Excerpt from a dataset:
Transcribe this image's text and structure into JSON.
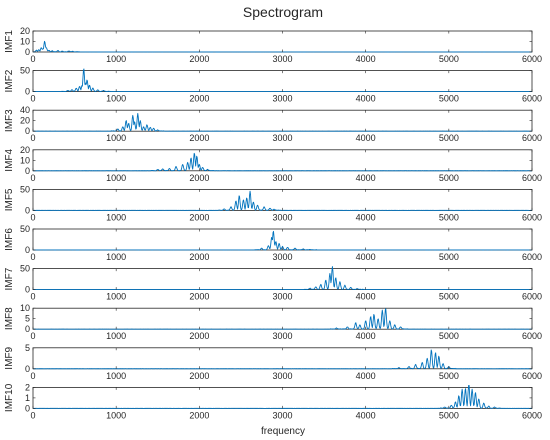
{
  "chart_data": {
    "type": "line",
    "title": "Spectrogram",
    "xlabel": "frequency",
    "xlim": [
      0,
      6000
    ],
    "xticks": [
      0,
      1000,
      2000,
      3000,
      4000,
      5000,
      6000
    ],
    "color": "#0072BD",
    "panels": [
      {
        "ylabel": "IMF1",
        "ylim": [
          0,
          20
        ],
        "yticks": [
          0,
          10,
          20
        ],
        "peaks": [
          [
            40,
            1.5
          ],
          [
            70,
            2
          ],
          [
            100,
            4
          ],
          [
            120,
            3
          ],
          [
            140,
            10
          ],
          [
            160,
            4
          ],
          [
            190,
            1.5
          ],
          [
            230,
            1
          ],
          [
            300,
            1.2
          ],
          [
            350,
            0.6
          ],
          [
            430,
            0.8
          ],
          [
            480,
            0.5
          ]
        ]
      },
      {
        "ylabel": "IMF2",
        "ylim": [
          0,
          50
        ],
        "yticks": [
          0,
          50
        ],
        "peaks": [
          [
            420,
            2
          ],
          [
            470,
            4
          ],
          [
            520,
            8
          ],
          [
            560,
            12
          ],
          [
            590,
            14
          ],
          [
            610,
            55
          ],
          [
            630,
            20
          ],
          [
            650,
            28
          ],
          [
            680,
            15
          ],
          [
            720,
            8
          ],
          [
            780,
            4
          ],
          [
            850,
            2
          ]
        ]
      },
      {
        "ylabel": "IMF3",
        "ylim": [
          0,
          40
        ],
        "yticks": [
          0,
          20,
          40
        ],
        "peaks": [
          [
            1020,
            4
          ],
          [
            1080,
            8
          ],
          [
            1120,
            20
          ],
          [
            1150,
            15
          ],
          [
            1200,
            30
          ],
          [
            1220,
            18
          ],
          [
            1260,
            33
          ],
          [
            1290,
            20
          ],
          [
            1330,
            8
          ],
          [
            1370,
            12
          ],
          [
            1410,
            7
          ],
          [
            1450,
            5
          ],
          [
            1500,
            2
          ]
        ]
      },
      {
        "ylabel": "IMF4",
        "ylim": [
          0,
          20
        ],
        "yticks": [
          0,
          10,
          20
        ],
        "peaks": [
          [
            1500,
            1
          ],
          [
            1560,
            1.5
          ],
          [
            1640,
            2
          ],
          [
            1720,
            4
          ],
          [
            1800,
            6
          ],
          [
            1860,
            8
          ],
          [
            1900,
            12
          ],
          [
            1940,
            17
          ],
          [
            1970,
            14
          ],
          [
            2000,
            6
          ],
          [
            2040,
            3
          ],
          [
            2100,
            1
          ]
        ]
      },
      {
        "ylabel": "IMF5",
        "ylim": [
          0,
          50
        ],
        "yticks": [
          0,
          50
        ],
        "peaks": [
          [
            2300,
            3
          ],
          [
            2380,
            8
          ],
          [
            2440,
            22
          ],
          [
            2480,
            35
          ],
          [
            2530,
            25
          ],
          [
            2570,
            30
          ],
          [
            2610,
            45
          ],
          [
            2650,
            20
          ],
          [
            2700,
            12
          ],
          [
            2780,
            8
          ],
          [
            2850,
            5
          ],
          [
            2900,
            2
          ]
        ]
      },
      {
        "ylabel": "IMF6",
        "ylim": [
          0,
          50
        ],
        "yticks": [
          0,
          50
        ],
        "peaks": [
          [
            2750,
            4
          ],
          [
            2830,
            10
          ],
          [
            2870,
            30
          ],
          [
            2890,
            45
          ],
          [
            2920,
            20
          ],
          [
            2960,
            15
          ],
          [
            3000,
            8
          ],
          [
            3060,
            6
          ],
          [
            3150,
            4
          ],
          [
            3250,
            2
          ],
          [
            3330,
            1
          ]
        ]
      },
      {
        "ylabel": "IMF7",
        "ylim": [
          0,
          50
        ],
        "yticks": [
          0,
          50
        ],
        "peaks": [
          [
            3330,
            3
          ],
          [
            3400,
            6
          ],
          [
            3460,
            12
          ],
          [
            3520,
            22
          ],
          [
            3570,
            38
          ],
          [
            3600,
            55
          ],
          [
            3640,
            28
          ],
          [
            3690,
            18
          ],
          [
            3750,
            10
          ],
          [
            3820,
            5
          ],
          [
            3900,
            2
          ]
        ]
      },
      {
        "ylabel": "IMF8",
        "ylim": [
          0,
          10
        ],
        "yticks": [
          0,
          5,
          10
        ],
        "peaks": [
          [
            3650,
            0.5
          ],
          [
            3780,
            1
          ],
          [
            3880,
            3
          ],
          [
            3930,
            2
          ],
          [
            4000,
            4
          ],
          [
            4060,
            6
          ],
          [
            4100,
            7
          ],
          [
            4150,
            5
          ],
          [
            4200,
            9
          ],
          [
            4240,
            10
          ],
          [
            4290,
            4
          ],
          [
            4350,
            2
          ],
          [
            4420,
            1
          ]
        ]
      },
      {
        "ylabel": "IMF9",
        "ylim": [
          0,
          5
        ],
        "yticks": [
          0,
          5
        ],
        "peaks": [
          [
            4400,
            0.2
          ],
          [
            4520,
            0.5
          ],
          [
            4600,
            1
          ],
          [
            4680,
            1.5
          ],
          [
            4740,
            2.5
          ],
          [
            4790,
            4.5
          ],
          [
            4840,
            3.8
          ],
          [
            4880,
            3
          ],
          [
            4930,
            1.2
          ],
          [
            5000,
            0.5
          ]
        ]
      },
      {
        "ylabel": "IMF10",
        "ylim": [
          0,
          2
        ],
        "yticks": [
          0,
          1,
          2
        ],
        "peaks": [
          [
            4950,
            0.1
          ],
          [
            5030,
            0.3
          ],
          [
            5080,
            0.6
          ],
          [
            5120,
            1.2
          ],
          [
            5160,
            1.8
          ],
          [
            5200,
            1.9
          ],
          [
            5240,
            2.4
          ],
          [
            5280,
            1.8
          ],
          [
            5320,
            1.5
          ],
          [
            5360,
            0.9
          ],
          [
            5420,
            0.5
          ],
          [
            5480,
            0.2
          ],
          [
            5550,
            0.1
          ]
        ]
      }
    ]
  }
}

==

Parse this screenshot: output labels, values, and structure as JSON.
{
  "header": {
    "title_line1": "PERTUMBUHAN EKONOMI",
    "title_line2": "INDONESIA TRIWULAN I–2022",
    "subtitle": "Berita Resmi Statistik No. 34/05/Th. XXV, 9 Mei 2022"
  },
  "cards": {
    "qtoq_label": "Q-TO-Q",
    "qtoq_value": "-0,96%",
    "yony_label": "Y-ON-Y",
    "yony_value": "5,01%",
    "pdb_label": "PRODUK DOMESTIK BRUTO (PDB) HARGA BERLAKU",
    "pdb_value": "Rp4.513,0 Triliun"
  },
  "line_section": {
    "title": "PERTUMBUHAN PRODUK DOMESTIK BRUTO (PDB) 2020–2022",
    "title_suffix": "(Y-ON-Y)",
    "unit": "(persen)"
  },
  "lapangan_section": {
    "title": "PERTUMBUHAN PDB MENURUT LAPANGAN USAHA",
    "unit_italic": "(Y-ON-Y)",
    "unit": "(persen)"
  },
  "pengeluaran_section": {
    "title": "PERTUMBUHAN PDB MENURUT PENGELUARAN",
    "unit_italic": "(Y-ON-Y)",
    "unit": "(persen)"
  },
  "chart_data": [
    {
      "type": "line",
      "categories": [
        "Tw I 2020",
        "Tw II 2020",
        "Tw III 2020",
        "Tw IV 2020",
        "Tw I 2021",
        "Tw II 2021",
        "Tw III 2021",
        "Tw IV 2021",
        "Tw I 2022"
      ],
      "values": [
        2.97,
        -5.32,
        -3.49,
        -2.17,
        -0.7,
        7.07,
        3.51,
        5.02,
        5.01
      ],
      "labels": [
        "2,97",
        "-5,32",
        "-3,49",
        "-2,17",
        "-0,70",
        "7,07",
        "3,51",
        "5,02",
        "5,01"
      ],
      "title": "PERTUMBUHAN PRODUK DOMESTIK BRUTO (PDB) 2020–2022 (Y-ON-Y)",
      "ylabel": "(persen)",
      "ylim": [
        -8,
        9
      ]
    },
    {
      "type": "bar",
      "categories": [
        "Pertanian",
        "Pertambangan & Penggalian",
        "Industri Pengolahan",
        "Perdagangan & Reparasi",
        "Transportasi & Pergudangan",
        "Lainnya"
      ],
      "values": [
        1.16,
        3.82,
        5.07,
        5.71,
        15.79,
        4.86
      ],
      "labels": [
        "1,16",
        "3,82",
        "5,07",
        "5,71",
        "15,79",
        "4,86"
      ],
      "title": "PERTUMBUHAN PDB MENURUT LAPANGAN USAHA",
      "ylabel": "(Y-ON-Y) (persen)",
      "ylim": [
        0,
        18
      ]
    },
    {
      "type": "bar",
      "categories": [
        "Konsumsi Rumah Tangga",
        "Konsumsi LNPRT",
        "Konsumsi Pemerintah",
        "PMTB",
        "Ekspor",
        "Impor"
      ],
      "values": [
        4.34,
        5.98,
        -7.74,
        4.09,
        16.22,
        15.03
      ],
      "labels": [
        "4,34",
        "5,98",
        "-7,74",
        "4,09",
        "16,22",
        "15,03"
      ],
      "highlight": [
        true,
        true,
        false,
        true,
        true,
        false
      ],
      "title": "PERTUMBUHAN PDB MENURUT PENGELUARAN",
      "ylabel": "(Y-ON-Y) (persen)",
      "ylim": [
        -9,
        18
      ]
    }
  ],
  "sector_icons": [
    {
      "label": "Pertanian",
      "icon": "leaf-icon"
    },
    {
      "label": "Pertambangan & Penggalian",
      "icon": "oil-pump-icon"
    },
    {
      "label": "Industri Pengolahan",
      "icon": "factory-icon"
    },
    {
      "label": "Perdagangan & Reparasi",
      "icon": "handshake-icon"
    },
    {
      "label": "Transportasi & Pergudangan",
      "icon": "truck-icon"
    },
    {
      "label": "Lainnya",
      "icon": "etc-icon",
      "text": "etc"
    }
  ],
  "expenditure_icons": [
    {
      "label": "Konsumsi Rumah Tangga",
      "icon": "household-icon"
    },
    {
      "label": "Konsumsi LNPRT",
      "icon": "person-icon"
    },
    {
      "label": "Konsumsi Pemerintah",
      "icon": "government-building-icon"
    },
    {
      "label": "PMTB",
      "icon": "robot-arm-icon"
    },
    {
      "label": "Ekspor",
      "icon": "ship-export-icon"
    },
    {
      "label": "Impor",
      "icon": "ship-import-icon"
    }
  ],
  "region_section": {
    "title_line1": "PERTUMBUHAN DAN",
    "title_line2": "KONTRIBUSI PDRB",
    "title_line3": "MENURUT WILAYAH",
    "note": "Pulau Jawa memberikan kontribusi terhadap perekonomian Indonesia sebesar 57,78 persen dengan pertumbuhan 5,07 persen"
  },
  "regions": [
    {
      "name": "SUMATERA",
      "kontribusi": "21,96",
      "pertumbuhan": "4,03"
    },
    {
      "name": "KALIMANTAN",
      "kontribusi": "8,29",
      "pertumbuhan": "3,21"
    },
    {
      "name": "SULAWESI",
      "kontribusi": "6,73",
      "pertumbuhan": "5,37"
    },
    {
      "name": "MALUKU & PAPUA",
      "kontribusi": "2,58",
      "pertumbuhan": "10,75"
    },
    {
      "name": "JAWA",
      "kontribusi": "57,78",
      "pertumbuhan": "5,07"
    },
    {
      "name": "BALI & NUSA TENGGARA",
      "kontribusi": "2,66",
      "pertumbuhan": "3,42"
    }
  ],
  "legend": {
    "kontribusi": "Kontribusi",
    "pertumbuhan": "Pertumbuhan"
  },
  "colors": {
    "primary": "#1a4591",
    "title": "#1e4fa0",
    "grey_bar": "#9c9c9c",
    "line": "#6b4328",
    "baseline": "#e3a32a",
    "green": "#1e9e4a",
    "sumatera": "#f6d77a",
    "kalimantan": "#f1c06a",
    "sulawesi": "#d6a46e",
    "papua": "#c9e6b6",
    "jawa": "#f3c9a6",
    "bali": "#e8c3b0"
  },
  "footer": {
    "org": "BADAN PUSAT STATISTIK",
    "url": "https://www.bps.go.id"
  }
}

* Set task: Show the lines of the records that include the string "LNPRT".

* Output of the exercise:
        "Konsumsi LNPRT",
      "label": "Konsumsi LNPRT",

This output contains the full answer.